Exercise details: Copy the lines in the records below, from the line containing "headline-line-fans: Mehr Fans" through the line containing "stat-value: +127% — [92, 986, 197, 1024]", both lines included, without altering a single character.

(Element placement data)
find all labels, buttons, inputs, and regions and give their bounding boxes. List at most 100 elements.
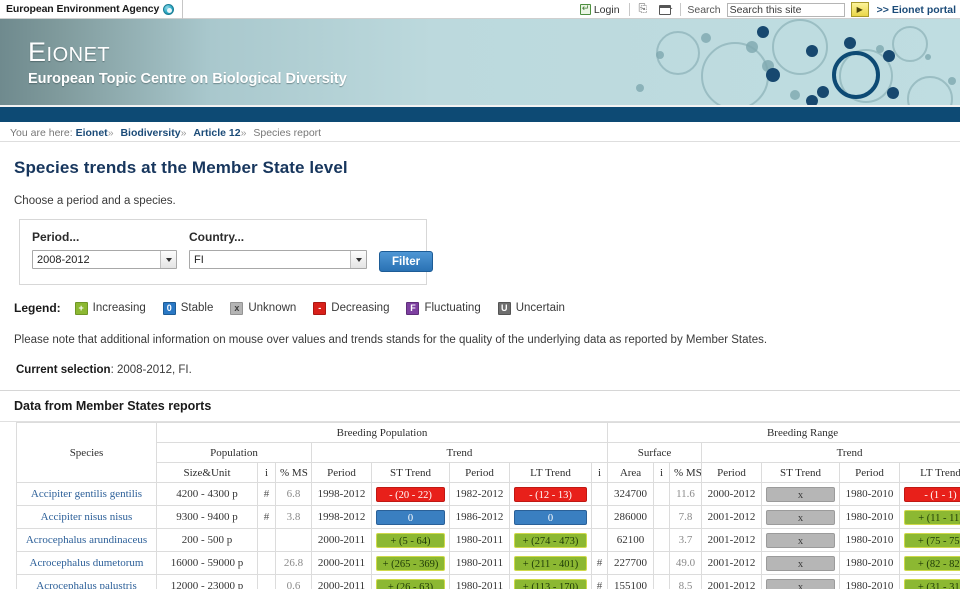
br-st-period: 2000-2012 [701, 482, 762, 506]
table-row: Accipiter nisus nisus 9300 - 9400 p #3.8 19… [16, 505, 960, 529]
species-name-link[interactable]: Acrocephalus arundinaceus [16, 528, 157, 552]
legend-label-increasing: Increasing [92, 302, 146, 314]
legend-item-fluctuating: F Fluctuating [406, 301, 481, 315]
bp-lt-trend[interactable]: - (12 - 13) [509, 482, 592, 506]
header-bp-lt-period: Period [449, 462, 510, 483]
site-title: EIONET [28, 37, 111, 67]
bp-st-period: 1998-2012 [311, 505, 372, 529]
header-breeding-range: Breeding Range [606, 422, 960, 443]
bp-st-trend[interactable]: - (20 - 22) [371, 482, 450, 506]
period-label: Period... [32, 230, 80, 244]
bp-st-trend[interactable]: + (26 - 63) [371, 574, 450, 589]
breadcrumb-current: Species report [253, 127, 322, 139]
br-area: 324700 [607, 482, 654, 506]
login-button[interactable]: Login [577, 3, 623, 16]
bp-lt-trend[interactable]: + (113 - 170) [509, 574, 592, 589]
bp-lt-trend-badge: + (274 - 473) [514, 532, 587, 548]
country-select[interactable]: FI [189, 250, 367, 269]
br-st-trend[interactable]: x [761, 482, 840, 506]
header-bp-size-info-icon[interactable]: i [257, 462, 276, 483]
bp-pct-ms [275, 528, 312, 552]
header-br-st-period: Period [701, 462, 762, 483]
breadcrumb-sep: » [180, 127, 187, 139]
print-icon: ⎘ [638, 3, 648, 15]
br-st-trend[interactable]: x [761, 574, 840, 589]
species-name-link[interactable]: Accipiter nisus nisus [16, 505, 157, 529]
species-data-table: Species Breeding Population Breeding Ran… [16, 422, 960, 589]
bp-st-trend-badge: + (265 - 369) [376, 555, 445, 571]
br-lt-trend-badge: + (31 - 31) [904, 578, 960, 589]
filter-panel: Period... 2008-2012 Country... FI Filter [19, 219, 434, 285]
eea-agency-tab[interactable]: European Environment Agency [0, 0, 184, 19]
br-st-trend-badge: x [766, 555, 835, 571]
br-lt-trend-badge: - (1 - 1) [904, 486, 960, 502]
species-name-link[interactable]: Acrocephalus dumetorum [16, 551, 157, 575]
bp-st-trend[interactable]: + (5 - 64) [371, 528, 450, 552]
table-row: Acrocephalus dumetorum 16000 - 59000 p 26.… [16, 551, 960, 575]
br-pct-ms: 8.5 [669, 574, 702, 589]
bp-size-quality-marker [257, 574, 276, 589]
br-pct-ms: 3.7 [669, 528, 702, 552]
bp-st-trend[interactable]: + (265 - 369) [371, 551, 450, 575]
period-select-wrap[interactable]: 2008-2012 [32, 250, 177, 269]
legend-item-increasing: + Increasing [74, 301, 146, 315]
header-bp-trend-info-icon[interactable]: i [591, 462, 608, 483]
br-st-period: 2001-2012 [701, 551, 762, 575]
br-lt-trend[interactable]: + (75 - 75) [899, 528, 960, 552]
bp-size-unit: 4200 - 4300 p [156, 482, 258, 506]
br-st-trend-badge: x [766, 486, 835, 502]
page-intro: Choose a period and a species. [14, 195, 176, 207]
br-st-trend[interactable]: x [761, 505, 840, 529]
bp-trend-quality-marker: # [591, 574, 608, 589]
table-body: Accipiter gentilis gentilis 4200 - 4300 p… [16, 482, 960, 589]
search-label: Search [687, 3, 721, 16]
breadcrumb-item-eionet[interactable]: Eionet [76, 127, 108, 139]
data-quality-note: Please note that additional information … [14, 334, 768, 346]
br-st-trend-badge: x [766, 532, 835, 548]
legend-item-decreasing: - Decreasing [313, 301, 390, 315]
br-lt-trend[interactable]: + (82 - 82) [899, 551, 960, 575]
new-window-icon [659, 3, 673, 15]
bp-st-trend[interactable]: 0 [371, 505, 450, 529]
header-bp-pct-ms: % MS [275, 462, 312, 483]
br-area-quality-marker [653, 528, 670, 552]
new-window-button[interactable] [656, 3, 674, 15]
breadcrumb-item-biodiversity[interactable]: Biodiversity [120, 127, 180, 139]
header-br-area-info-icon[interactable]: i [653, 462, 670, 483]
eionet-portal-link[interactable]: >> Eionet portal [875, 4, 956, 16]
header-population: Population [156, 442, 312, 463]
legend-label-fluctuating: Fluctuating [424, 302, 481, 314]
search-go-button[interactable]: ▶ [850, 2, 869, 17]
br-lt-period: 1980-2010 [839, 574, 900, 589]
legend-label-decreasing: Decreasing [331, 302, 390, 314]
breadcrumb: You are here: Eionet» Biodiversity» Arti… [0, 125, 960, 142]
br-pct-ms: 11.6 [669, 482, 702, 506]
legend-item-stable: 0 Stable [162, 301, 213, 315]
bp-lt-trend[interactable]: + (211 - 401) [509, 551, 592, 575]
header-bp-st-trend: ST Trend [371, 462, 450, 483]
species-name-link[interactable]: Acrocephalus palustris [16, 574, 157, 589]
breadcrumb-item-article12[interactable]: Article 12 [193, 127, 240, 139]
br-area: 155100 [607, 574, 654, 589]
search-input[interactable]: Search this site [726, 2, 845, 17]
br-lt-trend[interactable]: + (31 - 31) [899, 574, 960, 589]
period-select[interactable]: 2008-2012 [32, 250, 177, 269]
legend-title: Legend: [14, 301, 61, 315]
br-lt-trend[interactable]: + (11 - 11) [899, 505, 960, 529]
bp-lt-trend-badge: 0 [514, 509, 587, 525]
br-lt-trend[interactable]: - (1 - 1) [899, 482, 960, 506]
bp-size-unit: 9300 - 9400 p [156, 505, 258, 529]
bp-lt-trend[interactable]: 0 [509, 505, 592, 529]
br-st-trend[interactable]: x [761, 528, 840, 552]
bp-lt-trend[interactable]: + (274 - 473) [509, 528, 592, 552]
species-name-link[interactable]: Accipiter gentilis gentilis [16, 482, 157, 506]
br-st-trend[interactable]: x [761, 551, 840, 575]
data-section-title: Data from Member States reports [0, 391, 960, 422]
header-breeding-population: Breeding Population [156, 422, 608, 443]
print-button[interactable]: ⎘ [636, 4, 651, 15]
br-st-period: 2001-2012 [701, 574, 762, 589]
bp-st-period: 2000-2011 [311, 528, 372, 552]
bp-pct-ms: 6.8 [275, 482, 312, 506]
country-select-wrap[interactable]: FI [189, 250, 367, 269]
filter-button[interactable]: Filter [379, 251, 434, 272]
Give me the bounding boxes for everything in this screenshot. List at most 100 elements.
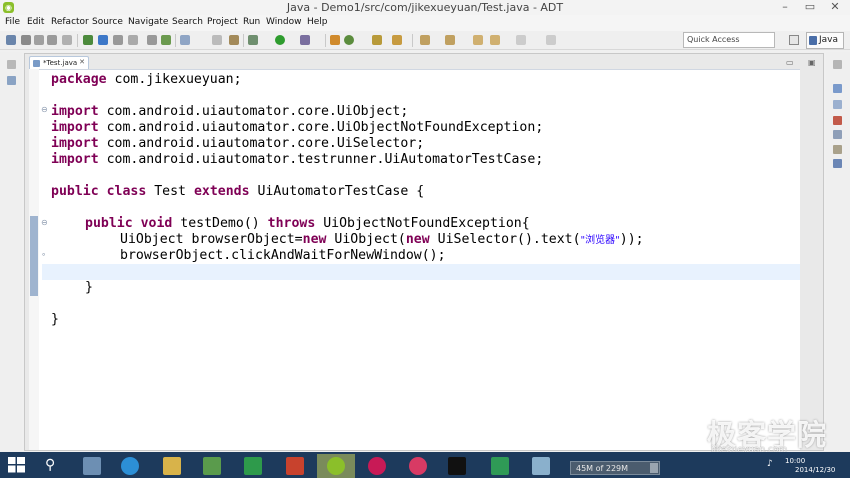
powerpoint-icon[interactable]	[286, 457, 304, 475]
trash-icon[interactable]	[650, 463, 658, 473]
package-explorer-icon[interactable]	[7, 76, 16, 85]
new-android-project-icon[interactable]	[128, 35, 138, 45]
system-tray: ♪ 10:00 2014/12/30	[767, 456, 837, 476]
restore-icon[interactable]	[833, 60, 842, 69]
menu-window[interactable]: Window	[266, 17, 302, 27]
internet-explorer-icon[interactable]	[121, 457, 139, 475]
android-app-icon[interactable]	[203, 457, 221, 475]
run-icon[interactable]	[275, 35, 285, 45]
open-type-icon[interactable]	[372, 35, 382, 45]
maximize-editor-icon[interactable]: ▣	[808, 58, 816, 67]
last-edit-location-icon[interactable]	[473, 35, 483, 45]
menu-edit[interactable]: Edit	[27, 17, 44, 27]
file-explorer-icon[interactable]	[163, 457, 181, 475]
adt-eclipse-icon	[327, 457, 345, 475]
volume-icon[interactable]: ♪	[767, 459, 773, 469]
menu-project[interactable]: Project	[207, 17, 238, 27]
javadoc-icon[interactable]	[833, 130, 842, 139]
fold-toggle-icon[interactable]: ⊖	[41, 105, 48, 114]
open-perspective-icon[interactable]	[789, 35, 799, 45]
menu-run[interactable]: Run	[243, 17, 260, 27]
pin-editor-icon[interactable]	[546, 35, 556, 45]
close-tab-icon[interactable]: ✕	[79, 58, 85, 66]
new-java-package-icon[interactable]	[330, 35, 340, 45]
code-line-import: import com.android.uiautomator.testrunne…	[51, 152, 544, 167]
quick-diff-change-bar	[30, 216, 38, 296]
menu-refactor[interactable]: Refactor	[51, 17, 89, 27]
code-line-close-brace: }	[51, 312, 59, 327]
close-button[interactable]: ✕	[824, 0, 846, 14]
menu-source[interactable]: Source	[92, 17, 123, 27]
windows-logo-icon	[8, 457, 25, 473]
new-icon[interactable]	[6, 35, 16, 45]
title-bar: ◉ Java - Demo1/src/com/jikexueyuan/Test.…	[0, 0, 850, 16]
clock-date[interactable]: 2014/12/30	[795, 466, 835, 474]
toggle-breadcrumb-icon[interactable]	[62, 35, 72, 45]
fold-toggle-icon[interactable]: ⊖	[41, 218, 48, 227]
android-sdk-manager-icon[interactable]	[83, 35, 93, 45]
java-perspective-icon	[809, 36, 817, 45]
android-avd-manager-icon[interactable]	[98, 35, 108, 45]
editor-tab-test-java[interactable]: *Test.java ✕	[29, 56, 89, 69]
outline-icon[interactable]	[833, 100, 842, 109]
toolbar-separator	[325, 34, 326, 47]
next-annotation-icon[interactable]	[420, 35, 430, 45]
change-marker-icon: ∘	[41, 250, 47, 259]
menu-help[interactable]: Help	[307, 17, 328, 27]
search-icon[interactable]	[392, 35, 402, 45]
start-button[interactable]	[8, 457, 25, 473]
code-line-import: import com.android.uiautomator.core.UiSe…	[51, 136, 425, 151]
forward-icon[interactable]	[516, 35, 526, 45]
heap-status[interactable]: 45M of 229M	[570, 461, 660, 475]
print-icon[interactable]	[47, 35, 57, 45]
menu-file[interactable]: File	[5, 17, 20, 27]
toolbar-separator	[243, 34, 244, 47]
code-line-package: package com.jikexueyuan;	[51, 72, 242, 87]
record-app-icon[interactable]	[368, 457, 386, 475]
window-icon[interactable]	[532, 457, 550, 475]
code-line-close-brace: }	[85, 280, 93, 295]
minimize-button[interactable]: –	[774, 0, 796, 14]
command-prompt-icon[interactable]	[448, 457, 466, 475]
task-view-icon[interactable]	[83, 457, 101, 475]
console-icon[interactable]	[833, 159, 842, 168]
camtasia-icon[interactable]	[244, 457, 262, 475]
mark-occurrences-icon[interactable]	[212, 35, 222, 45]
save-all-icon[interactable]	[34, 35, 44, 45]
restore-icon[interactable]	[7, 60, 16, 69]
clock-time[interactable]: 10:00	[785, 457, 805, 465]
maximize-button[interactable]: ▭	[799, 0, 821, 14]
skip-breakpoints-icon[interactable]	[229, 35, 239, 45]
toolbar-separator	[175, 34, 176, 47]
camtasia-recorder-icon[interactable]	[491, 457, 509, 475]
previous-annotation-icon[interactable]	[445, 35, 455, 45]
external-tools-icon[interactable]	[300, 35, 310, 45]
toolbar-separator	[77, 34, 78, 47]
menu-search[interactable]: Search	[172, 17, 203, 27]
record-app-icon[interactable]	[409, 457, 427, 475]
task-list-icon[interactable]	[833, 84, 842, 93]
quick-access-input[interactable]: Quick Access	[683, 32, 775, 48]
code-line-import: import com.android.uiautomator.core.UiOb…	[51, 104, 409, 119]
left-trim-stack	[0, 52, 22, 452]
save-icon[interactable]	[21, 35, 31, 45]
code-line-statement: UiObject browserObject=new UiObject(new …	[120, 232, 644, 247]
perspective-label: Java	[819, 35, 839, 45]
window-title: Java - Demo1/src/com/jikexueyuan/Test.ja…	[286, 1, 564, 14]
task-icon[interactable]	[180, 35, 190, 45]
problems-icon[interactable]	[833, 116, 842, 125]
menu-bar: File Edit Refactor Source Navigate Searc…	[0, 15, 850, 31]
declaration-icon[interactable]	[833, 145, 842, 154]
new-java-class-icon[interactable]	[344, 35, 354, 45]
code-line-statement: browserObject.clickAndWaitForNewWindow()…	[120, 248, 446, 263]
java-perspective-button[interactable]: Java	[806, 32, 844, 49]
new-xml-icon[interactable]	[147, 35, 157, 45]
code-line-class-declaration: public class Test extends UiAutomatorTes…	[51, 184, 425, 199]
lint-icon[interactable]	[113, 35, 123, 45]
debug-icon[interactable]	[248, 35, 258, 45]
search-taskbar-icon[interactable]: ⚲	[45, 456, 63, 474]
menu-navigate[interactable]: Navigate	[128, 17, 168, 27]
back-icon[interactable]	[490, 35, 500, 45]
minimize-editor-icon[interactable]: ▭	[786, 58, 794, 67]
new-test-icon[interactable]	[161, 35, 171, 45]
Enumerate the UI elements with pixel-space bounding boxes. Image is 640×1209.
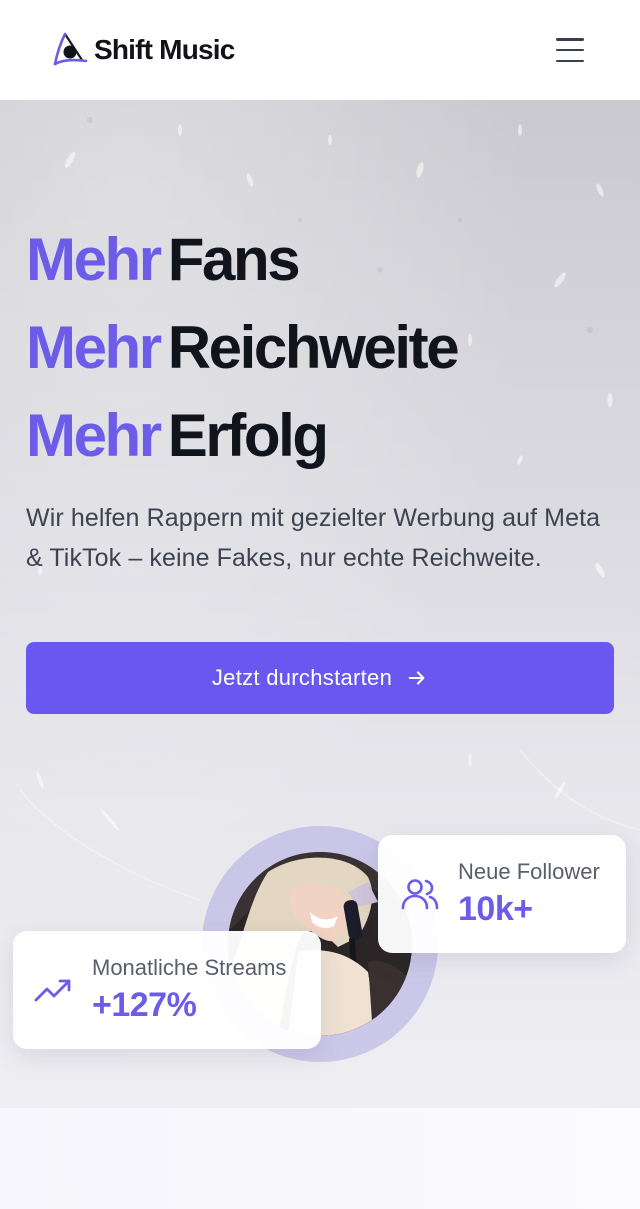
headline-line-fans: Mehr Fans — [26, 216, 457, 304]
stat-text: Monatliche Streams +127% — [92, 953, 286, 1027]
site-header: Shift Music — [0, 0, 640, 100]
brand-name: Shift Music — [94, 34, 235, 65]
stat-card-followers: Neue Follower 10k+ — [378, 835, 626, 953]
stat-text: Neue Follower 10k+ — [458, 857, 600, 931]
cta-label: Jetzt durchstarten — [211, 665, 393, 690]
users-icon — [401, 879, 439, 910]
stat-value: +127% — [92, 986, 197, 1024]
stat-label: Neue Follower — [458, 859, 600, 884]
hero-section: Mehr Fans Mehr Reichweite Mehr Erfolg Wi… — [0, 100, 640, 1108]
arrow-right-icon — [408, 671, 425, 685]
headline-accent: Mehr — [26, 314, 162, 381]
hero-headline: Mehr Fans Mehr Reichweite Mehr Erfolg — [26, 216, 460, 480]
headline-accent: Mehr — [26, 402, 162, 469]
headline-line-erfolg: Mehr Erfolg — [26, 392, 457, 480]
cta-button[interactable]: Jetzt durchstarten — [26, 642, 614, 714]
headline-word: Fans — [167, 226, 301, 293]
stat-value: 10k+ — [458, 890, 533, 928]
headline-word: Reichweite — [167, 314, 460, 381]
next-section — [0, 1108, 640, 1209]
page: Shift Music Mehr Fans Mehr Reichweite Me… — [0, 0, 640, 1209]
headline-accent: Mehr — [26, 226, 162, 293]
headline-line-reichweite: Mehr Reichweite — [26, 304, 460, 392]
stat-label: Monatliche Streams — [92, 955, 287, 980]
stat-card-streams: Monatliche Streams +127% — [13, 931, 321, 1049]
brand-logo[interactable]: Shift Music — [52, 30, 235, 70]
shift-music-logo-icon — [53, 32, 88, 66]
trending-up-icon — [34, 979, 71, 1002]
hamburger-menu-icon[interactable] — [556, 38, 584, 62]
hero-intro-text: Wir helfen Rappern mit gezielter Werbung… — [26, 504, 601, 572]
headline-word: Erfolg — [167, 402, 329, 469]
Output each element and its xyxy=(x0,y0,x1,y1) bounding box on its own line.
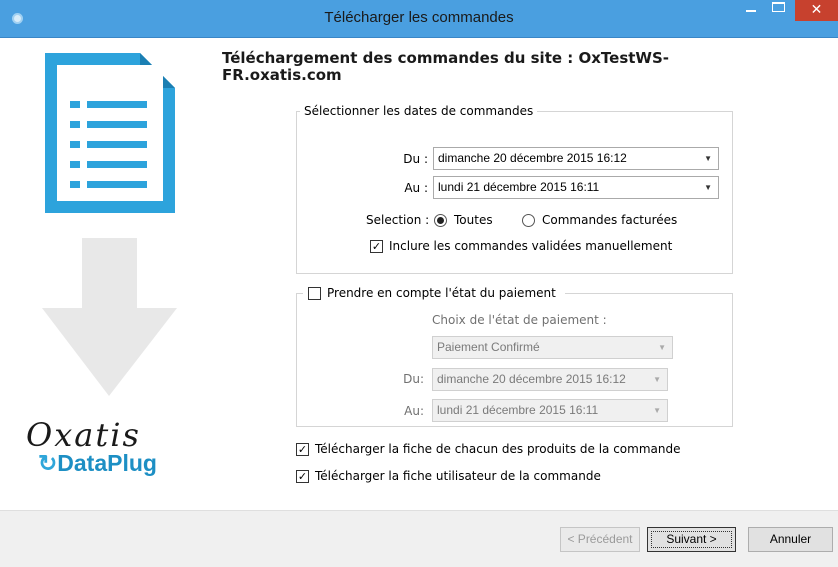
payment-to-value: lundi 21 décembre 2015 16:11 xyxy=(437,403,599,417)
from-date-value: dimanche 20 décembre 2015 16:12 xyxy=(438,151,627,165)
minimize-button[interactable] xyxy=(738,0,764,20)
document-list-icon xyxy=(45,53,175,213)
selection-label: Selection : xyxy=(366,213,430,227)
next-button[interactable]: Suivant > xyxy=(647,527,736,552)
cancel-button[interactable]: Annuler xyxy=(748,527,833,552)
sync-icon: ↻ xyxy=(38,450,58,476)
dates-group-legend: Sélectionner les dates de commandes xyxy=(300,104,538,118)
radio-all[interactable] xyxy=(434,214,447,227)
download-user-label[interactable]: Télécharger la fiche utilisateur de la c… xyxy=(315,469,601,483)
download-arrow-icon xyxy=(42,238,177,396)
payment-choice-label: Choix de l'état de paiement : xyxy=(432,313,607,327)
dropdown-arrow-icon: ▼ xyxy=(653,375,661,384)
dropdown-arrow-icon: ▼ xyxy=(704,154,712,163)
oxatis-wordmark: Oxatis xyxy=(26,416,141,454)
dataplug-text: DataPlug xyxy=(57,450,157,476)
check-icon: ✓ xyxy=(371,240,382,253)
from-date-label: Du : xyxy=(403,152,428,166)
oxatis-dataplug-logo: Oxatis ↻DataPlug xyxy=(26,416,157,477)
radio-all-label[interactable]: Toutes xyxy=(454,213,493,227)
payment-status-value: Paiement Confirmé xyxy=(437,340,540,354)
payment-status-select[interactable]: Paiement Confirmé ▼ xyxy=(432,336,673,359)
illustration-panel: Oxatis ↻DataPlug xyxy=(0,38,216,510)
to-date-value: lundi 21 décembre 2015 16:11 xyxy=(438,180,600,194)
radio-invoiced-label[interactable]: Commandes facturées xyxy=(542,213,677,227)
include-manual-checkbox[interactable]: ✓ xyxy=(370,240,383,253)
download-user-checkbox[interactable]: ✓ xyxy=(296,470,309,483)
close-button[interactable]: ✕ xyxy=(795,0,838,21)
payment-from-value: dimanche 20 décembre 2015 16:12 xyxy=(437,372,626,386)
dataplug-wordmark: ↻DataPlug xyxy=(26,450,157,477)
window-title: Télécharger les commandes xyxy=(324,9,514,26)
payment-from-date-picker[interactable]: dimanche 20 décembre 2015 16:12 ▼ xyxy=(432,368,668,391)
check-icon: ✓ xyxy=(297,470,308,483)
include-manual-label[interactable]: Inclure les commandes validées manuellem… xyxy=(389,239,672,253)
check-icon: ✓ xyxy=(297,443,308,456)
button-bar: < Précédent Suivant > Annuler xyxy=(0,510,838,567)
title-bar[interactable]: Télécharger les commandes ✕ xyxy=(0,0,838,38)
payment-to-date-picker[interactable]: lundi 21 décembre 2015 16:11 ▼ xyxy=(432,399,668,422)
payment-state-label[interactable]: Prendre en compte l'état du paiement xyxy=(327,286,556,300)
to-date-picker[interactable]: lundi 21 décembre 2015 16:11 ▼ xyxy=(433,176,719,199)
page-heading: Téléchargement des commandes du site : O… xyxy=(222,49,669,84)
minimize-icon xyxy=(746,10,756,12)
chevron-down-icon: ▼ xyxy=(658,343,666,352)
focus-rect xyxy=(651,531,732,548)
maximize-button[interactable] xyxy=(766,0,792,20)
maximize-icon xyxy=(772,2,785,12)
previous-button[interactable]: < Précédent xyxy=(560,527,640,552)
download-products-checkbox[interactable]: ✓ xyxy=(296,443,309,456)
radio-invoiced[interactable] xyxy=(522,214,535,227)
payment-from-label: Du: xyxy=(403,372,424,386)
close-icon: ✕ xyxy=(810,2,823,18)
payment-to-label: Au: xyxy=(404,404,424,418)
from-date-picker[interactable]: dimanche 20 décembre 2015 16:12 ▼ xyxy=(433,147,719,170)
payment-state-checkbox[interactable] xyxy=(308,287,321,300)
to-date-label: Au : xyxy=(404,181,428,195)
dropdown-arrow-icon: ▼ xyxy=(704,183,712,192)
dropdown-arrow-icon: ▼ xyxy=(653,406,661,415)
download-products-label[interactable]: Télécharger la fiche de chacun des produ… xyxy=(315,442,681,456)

Solution to this task:
headline-line-fans: Mehr Fans — [26, 216, 457, 304]
stat-text: Monatliche Streams +127% — [92, 953, 286, 1027]
site-header: Shift Music — [0, 0, 640, 100]
brand-name: Shift Music — [94, 34, 235, 65]
stat-card-followers: Neue Follower 10k+ — [378, 835, 626, 953]
stat-text: Neue Follower 10k+ — [458, 857, 600, 931]
cta-label: Jetzt durchstarten — [211, 665, 393, 690]
users-icon — [401, 879, 439, 910]
stat-value: +127% — [92, 986, 197, 1024]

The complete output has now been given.